| Source data |
++++

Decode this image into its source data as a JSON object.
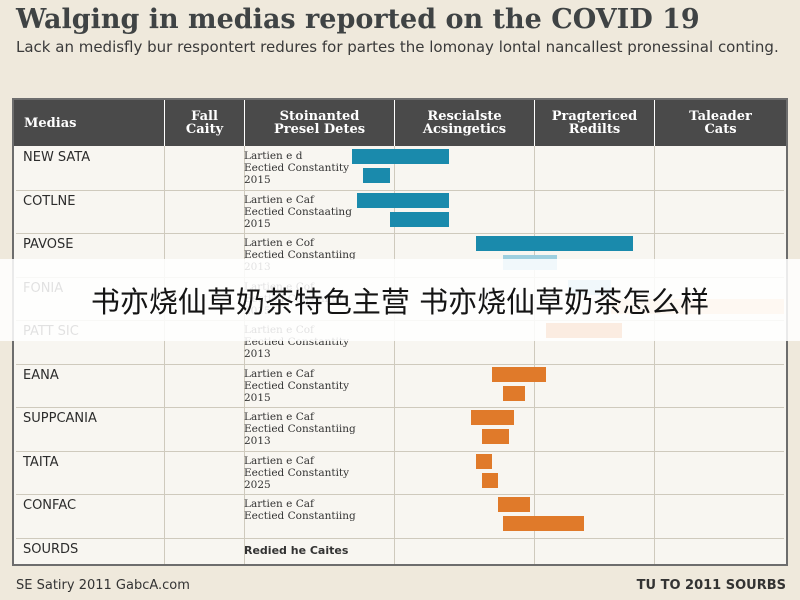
{
  "header": {
    "title": "Walging in medias reported on the COVID 19",
    "subtitle": "Lack an medisfly bur respontert redures for partes the lomonay lontal nancallest pronessinal conting."
  },
  "chart_data": {
    "type": "bar",
    "columns": [
      "Medias",
      "Fall\nCaity",
      "Stoinanted\nPresel Detes",
      "Rescialste\nAcsingetics",
      "Pragtericed\nRedilts",
      "Taleader\nCats"
    ],
    "rows": [
      {
        "label": "NEW SATA",
        "note": "Lartien e d\nEectied Constantity\n2015"
      },
      {
        "label": "COTLNE",
        "note": "Lartien e Caf\nEectied Constaating\n2015"
      },
      {
        "label": "PAVOSE",
        "note": "Lartien e Cof\nEectied Constantiing\n2013"
      },
      {
        "label": "FONIA",
        "note": "Lartien e Cof\nEectied Constantity\n2015"
      },
      {
        "label": "PATT SIC",
        "note": "Lartien e Cof\nEectied Constantity\n2013"
      },
      {
        "label": "EANA",
        "note": "Lartien e Caf\nEectied Constantity\n2015"
      },
      {
        "label": "SUPPCANIA",
        "note": "Lartien e Caf\nEectied Constantiing\n2013"
      },
      {
        "label": "TAITA",
        "note": "Lartien e Caf\nEectied Constantity\n2025"
      },
      {
        "label": "CONFAC",
        "note": "Lartien e Caf\nEectied Constantiing"
      },
      {
        "label": "SOURDS",
        "note": ""
      }
    ],
    "sources_note": "Redied he Caites",
    "x_range": [
      0,
      100
    ],
    "bars": [
      {
        "row": 0,
        "start": 20,
        "end": 38,
        "color": "#1a8aac"
      },
      {
        "row": 0,
        "start": 22,
        "end": 27,
        "color": "#1a8aac"
      },
      {
        "row": 1,
        "start": 21,
        "end": 38,
        "color": "#1a8aac"
      },
      {
        "row": 1,
        "start": 27,
        "end": 38,
        "color": "#1a8aac"
      },
      {
        "row": 2,
        "start": 43,
        "end": 72,
        "color": "#1a8aac"
      },
      {
        "row": 2,
        "start": 48,
        "end": 58,
        "color": "#9ecfdf"
      },
      {
        "row": 3,
        "start": 60,
        "end": 68,
        "color": "#9ecfdf"
      },
      {
        "row": 3,
        "start": 68,
        "end": 100,
        "color": "#f3c9a6"
      },
      {
        "row": 4,
        "start": 56,
        "end": 70,
        "color": "#e07a2a"
      },
      {
        "row": 5,
        "start": 46,
        "end": 56,
        "color": "#e07a2a"
      },
      {
        "row": 5,
        "start": 48,
        "end": 52,
        "color": "#e07a2a"
      },
      {
        "row": 6,
        "start": 42,
        "end": 50,
        "color": "#e07a2a"
      },
      {
        "row": 6,
        "start": 44,
        "end": 49,
        "color": "#e07a2a"
      },
      {
        "row": 7,
        "start": 43,
        "end": 46,
        "color": "#e07a2a"
      },
      {
        "row": 7,
        "start": 44,
        "end": 47,
        "color": "#e07a2a"
      },
      {
        "row": 8,
        "start": 47,
        "end": 53,
        "color": "#e07a2a"
      },
      {
        "row": 8,
        "start": 48,
        "end": 63,
        "color": "#e07a2a"
      }
    ]
  },
  "overlay": {
    "banner_text": "书亦烧仙草奶茶特色主营 书亦烧仙草奶茶怎么样"
  },
  "footer": {
    "left": "SE Satiry 2011 GabcA.com",
    "right": "TU TO 2011 SOURBS"
  }
}
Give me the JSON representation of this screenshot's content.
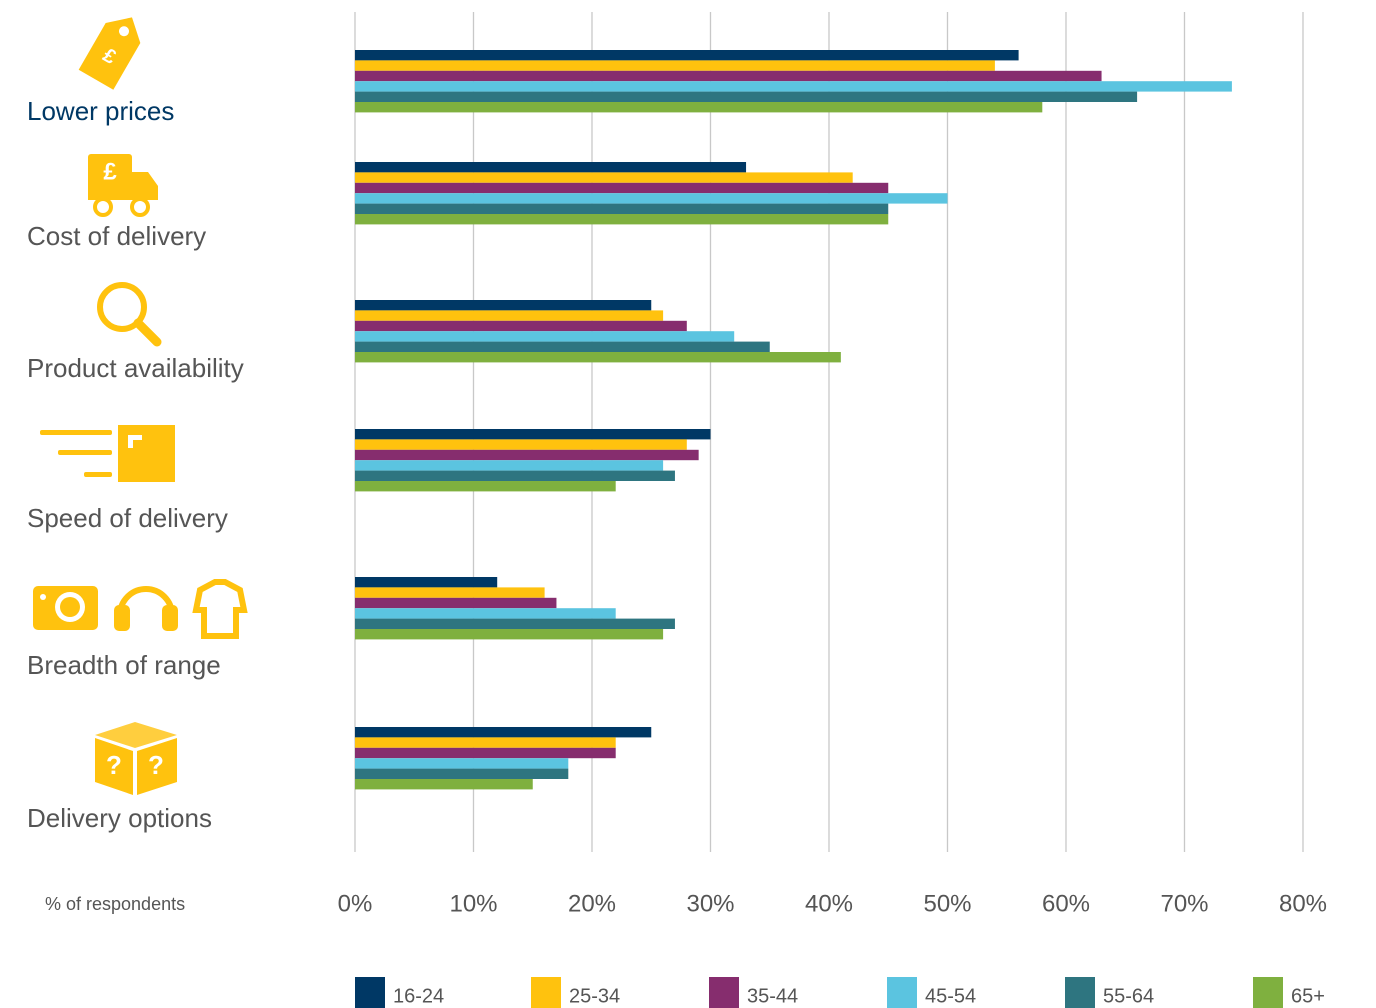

++++

| Your goal |
Copy out all lines that carry the word "JSON".

| Output for this exercise |
Decode this image into its source data as a JSON object.
Give me the JSON representation of this screenshot's content.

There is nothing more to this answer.